> _EXERCISE GOAL_
Reproduce the entries below in full, word for word.

***** STORED ROWS *****

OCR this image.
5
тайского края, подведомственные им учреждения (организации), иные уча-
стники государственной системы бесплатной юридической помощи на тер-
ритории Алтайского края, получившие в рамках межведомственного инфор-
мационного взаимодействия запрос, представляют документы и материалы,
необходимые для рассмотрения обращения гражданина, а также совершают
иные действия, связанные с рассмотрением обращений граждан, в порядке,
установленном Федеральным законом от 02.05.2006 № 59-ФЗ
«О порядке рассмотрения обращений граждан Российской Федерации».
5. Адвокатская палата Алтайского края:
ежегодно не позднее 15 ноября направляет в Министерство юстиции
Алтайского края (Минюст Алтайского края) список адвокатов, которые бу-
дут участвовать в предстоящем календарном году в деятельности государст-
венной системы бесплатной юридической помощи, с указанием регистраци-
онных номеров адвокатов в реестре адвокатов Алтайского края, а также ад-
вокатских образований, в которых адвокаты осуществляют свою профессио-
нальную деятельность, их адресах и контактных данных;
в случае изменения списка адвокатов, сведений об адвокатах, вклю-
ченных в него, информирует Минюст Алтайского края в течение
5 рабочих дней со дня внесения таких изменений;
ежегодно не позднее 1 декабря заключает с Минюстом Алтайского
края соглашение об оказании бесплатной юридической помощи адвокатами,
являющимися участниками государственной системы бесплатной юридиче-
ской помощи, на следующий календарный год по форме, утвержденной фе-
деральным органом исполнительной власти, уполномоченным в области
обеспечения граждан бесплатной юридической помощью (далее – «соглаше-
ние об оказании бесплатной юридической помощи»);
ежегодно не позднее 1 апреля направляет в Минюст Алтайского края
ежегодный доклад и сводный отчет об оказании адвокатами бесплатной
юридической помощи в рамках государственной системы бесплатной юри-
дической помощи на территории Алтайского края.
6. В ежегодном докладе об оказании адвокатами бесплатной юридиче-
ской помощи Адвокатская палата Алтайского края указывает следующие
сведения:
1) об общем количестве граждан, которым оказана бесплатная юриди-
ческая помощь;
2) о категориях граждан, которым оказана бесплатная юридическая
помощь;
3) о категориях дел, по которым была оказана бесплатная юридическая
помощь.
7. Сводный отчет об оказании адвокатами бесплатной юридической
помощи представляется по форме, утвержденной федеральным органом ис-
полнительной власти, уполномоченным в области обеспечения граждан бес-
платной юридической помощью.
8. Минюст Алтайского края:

*****

> _RESULT OF THIS TASK_
OCR this image.
5
тайского края, подведомственные им учреждения (организации), иные уча-
стники государственной системы бесплатной юридической помощи на тер-
ритории Алтайского края, получившие в рамках межведомственного инфор-
мационного взаимодействия запрос, представляют документы и материалы,
необходимые для рассмотрения обращения гражданина, а также совершают
иные действия, связанные с рассмотрением обращений граждан, в порядке,
установленном Федеральным законом от 02.05.2006 № 59-ФЗ
«О порядке рассмотрения обращений граждан Российской Федерации».
5. Адвокатская палата Алтайского края:
ежегодно не позднее 15 ноября направляет в Министерство юстиции
Алтайского края (Минюст Алтайского края) список адвокатов, которые бу-
дут участвовать в предстоящем календарном году в деятельности государст-
венной системы бесплатной юридической помощи, с указанием регистраци-
онных номеров адвокатов в реестре адвокатов Алтайского края, а также ад-
вокатских образований, в которых адвокаты осуществляют свою профессио-
нальную деятельность, их адресах и контактных данных;
в случае изменения списка адвокатов, сведений об адвокатах, вклю-
ченных в него, информирует Минюст Алтайского края в течение
5 рабочих дней со дня внесения таких изменений;
ежегодно не позднее 1 декабря заключает с Минюстом Алтайского
края соглашение об оказании бесплатной юридической помощи адвокатами,
являющимися участниками государственной системы бесплатной юридиче-
ской помощи, на следующий календарный год по форме, утвержденной фе-
деральным органом исполнительной власти, уполномоченным в области
обеспечения граждан бесплатной юридической помощью (далее – «соглаше-
ние об оказании бесплатной юридической помощи»);
ежегодно не позднее 1 апреля направляет в Минюст Алтайского края
ежегодный доклад и сводный отчет об оказании адвокатами бесплатной
юридической помощи в рамках государственной системы бесплатной юри-
дической помощи на территории Алтайского края.
6. В ежегодном докладе об оказании адвокатами бесплатной юридиче-
ской помощи Адвокатская палата Алтайского края указывает следующие
сведения:
1) об общем количестве граждан, которым оказана бесплатная юриди-
ческая помощь;
2) о категориях граждан, которым оказана бесплатная юридическая
помощь;
3) о категориях дел, по которым была оказана бесплатная юридическая
помощь.
7. Сводный отчет об оказании адвокатами бесплатной юридической
помощи представляется по форме, утвержденной федеральным органом ис-
полнительной власти, уполномоченным в области обеспечения граждан бес-
платной юридической помощью.
8. Минюст Алтайского края:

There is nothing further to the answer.